## DATASET ROWS
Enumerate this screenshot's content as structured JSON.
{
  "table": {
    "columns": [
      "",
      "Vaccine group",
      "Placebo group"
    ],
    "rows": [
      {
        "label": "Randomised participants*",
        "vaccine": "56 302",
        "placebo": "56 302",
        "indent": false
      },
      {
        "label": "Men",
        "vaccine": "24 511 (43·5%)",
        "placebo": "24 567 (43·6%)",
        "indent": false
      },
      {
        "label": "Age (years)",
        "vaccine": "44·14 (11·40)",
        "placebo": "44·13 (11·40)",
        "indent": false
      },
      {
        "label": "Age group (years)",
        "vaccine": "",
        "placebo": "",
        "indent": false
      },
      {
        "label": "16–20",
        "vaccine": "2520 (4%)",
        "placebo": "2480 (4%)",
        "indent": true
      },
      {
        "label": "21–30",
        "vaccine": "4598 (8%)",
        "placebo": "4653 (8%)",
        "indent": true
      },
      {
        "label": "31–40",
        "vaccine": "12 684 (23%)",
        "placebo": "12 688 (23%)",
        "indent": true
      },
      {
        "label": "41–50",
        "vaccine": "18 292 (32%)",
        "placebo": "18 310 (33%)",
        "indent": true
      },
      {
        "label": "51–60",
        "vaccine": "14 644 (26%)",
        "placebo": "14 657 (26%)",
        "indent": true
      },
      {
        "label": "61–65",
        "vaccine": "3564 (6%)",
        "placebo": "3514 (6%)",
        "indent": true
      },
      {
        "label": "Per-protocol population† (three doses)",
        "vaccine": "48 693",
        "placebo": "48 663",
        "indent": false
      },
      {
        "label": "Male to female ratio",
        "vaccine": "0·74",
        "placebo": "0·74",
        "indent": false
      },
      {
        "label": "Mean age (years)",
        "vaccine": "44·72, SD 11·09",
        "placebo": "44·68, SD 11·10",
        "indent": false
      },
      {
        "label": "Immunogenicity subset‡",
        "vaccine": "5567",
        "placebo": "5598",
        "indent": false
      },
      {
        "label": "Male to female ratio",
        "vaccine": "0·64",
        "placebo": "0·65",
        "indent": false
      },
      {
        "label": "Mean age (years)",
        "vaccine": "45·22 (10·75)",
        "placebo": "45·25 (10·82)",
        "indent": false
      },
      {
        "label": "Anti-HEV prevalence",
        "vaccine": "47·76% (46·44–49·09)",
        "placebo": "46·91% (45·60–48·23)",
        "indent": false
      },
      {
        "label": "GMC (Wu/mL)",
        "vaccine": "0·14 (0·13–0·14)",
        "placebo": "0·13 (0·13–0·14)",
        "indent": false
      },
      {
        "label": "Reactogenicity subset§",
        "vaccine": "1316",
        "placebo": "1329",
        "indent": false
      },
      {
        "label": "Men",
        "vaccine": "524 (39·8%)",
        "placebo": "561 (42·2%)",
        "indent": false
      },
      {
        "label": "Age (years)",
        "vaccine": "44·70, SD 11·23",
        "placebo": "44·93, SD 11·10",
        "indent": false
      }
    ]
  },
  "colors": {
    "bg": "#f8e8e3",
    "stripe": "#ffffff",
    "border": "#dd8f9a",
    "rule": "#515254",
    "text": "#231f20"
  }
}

## WHAT NEEDS TO BE DONE
Copy all lines above containing the string "subset".

## EXERCISE SOLUTION
        "label": "Immunogenicity subset‡",
        "label": "Reactogenicity subset§",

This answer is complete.